start SOURCE RECORDS

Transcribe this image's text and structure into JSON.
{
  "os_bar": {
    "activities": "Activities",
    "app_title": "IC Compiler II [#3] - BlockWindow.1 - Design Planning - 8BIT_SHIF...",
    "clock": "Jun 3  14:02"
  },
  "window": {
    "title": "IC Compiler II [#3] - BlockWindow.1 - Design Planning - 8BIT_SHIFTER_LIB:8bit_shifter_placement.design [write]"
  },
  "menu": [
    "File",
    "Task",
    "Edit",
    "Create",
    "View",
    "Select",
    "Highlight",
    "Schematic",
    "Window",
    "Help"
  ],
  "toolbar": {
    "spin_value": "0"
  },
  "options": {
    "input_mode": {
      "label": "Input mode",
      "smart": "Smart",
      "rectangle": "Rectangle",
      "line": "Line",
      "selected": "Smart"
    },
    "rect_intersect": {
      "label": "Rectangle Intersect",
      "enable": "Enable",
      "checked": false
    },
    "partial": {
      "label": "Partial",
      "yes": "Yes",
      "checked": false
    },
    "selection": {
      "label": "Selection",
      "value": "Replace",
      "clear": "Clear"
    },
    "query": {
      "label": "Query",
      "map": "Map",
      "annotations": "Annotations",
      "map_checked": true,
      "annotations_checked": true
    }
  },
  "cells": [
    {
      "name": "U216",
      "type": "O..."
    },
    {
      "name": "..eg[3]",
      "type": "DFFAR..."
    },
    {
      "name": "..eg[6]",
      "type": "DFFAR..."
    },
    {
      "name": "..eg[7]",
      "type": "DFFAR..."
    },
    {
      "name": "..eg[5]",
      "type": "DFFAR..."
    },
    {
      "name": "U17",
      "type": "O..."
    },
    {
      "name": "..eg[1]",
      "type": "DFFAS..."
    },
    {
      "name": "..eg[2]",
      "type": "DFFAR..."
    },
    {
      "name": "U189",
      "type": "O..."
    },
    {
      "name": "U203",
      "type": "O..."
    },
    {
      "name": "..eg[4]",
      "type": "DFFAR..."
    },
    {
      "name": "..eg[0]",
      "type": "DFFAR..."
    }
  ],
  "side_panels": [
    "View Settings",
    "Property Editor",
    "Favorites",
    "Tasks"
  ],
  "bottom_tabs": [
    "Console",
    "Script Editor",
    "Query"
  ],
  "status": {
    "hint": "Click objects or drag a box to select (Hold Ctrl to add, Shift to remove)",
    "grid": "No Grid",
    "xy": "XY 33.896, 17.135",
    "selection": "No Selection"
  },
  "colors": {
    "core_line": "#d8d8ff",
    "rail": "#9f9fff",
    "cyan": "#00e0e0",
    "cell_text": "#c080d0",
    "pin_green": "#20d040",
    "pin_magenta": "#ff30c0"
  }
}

end SOURCE RECORDS

◆ **WRITTEN EXERCISE**
Take the data above and return it exactly.

◆ **FINISHED TASK**
Transcribe this image's text and structure into JSON.
{
  "os_bar": {
    "activities": "Activities",
    "app_title": "IC Compiler II [#3] - BlockWindow.1 - Design Planning - 8BIT_SHIF...",
    "clock": "Jun 3  14:02"
  },
  "window": {
    "title": "IC Compiler II [#3] - BlockWindow.1 - Design Planning - 8BIT_SHIFTER_LIB:8bit_shifter_placement.design [write]"
  },
  "menu": [
    "File",
    "Task",
    "Edit",
    "Create",
    "View",
    "Select",
    "Highlight",
    "Schematic",
    "Window",
    "Help"
  ],
  "toolbar": {
    "spin_value": "0"
  },
  "options": {
    "input_mode": {
      "label": "Input mode",
      "smart": "Smart",
      "rectangle": "Rectangle",
      "line": "Line",
      "selected": "Smart"
    },
    "rect_intersect": {
      "label": "Rectangle Intersect",
      "enable": "Enable",
      "checked": false
    },
    "partial": {
      "label": "Partial",
      "yes": "Yes",
      "checked": false
    },
    "selection": {
      "label": "Selection",
      "value": "Replace",
      "clear": "Clear"
    },
    "query": {
      "label": "Query",
      "map": "Map",
      "annotations": "Annotations",
      "map_checked": true,
      "annotations_checked": true
    }
  },
  "cells": [
    {
      "name": "U216",
      "type": "O..."
    },
    {
      "name": "..eg[3]",
      "type": "DFFAR..."
    },
    {
      "name": "..eg[6]",
      "type": "DFFAR..."
    },
    {
      "name": "..eg[7]",
      "type": "DFFAR..."
    },
    {
      "name": "..eg[5]",
      "type": "DFFAR..."
    },
    {
      "name": "U17",
      "type": "O..."
    },
    {
      "name": "..eg[1]",
      "type": "DFFAS..."
    },
    {
      "name": "..eg[2]",
      "type": "DFFAR..."
    },
    {
      "name": "U189",
      "type": "O..."
    },
    {
      "name": "U203",
      "type": "O..."
    },
    {
      "name": "..eg[4]",
      "type": "DFFAR..."
    },
    {
      "name": "..eg[0]",
      "type": "DFFAR..."
    }
  ],
  "side_panels": [
    "View Settings",
    "Property Editor",
    "Favorites",
    "Tasks"
  ],
  "bottom_tabs": [
    "Console",
    "Script Editor",
    "Query"
  ],
  "status": {
    "hint": "Click objects or drag a box to select (Hold Ctrl to add, Shift to remove)",
    "grid": "No Grid",
    "xy": "XY 33.896, 17.135",
    "selection": "No Selection"
  },
  "colors": {
    "core_line": "#d8d8ff",
    "rail": "#9f9fff",
    "cyan": "#00e0e0",
    "cell_text": "#c080d0",
    "pin_green": "#20d040",
    "pin_magenta": "#ff30c0"
  }
}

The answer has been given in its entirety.